> **Problem requirements**
Take all the material and copy it exactly.

□ □ □ □ □ □ □

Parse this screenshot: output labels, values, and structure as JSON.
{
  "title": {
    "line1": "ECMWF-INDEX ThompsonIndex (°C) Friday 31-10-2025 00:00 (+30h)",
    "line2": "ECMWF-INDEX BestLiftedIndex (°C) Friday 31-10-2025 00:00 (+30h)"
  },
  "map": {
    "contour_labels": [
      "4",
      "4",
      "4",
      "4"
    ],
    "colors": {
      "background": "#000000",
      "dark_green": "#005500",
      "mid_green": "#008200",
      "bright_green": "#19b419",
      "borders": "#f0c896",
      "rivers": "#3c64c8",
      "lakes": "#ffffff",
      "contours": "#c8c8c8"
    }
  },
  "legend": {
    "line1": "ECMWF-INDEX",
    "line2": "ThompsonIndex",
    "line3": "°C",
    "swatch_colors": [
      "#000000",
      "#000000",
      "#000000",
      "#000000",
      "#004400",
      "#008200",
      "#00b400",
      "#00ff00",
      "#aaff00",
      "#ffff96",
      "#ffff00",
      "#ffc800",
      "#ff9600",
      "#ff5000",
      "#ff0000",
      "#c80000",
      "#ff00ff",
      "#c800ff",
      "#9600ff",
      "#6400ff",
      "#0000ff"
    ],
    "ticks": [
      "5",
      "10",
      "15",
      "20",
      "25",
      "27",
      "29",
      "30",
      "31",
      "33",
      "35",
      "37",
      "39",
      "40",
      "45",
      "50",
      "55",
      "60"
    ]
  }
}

□ □ □ □ □ □ □

> **Output**
Parse this screenshot: output labels, values, and structure as JSON.
{
  "title": {
    "line1": "ECMWF-INDEX ThompsonIndex (°C) Friday 31-10-2025 00:00 (+30h)",
    "line2": "ECMWF-INDEX BestLiftedIndex (°C) Friday 31-10-2025 00:00 (+30h)"
  },
  "map": {
    "contour_labels": [
      "4",
      "4",
      "4",
      "4"
    ],
    "colors": {
      "background": "#000000",
      "dark_green": "#005500",
      "mid_green": "#008200",
      "bright_green": "#19b419",
      "borders": "#f0c896",
      "rivers": "#3c64c8",
      "lakes": "#ffffff",
      "contours": "#c8c8c8"
    }
  },
  "legend": {
    "line1": "ECMWF-INDEX",
    "line2": "ThompsonIndex",
    "line3": "°C",
    "swatch_colors": [
      "#000000",
      "#000000",
      "#000000",
      "#000000",
      "#004400",
      "#008200",
      "#00b400",
      "#00ff00",
      "#aaff00",
      "#ffff96",
      "#ffff00",
      "#ffc800",
      "#ff9600",
      "#ff5000",
      "#ff0000",
      "#c80000",
      "#ff00ff",
      "#c800ff",
      "#9600ff",
      "#6400ff",
      "#0000ff"
    ],
    "ticks": [
      "5",
      "10",
      "15",
      "20",
      "25",
      "27",
      "29",
      "30",
      "31",
      "33",
      "35",
      "37",
      "39",
      "40",
      "45",
      "50",
      "55",
      "60"
    ]
  }
}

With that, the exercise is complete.